• _What you are asked to do_:
How many of the lines below include "close"? Give the number and no other words.

• _Supplied material_:
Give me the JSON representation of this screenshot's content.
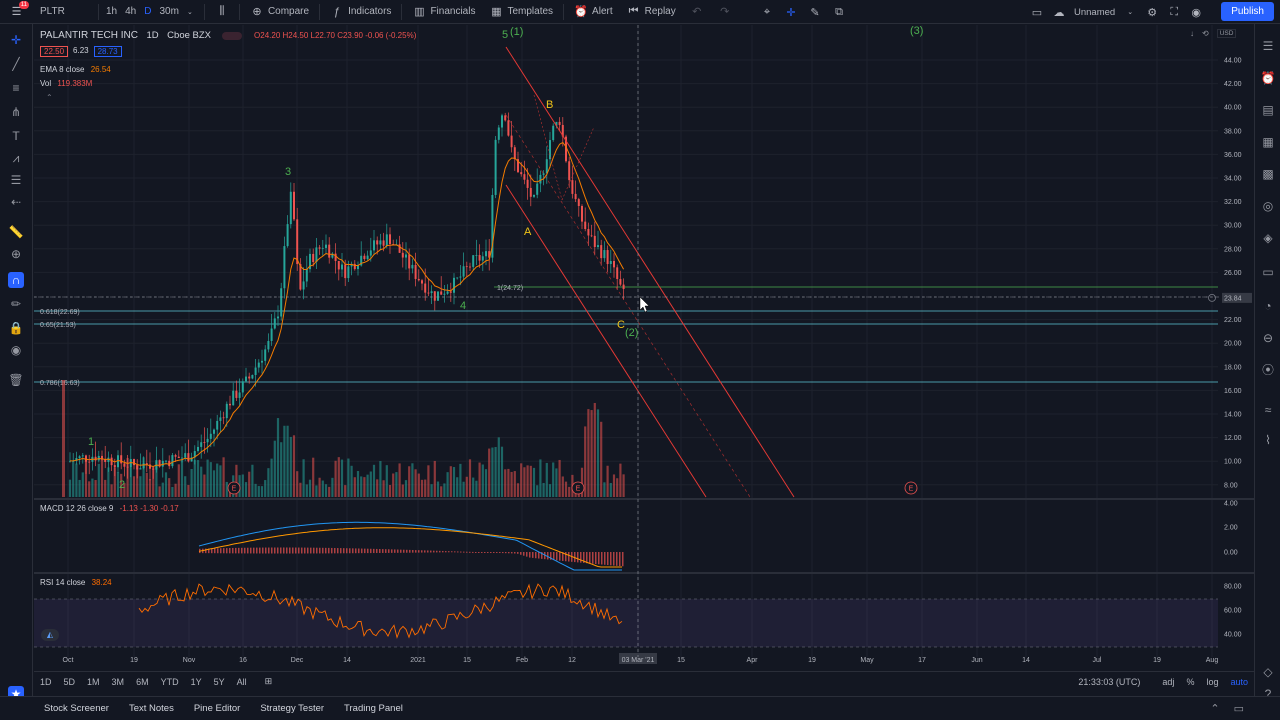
{
  "topbar": {
    "symbol": "PLTR",
    "intervals": [
      "1h",
      "4h",
      "D",
      "30m"
    ],
    "active_interval": "D",
    "compare": "Compare",
    "indicators": "Indicators",
    "financials": "Financials",
    "templates": "Templates",
    "alert": "Alert",
    "replay": "Replay",
    "layout_name": "Unnamed",
    "publish": "Publish",
    "notification_count": "11"
  },
  "legend": {
    "title": "PALANTIR TECH INC",
    "interval": "1D",
    "exchange": "Cboe BZX",
    "ohlc": "O24.20 H24.50 L22.70 C23.90 -0.06 (-0.25%)",
    "bid": "22.50",
    "spread": "6.23",
    "ask": "28.73",
    "ema_label": "EMA 8 close",
    "ema_value": "26.54",
    "vol_label": "Vol",
    "vol_value": "119.383M",
    "macd_label": "MACD 12 26 close 9",
    "macd_values": "-1.13  -1.30  -0.17",
    "rsi_label": "RSI 14 close",
    "rsi_value": "38.24"
  },
  "price_axis": [
    "44.00",
    "42.00",
    "40.00",
    "38.00",
    "36.00",
    "34.00",
    "32.00",
    "30.00",
    "28.00",
    "26.00",
    "23.84",
    "22.00",
    "20.00",
    "18.00",
    "16.00",
    "14.00",
    "12.00",
    "10.00",
    "8.00"
  ],
  "macd_axis": [
    "4.00",
    "2.00",
    "0.00"
  ],
  "rsi_axis": [
    "80.00",
    "60.00",
    "40.00"
  ],
  "time_axis": [
    "Oct",
    "19",
    "Nov",
    "16",
    "Dec",
    "14",
    "2021",
    "15",
    "Feb",
    "12",
    "03 Mar '21",
    "15",
    "Apr",
    "19",
    "May",
    "17",
    "Jun",
    "14",
    "Jul",
    "19",
    "Aug"
  ],
  "fib_levels": [
    "0.618(22.69)",
    "0.65(21.53)",
    "0.786(16.63)"
  ],
  "fib_extension": "1(24.72)",
  "annotations": {
    "wave1": "1",
    "wave2": "2",
    "wave3": "3",
    "wave4": "4",
    "wave5": "5",
    "wave1_paren": "(1)",
    "wave2_paren": "(2)",
    "wave3_paren": "(3)",
    "A": "A",
    "B": "B",
    "C": "C",
    "earnings": "E"
  },
  "time_frames": [
    "1D",
    "5D",
    "1M",
    "3M",
    "6M",
    "YTD",
    "1Y",
    "5Y",
    "All"
  ],
  "clock": "21:33:03 (UTC)",
  "scale_opts": [
    "adj",
    "%",
    "log",
    "auto"
  ],
  "bottom_tabs": [
    "Stock Screener",
    "Text Notes",
    "Pine Editor",
    "Strategy Tester",
    "Trading Panel"
  ],
  "colors": {
    "background": "#131722",
    "up": "#26a69a",
    "down": "#ef5350",
    "ema": "#f57c00",
    "wave_green": "#4caf50",
    "wave_yellow": "#f0c419",
    "fib": "#5ec6d6",
    "channel": "#e53935",
    "macd": "#2196f3",
    "signal": "#ff9800",
    "rsi": "#ff6d00",
    "accent": "#2962ff"
  }
}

• _Full answer_:
3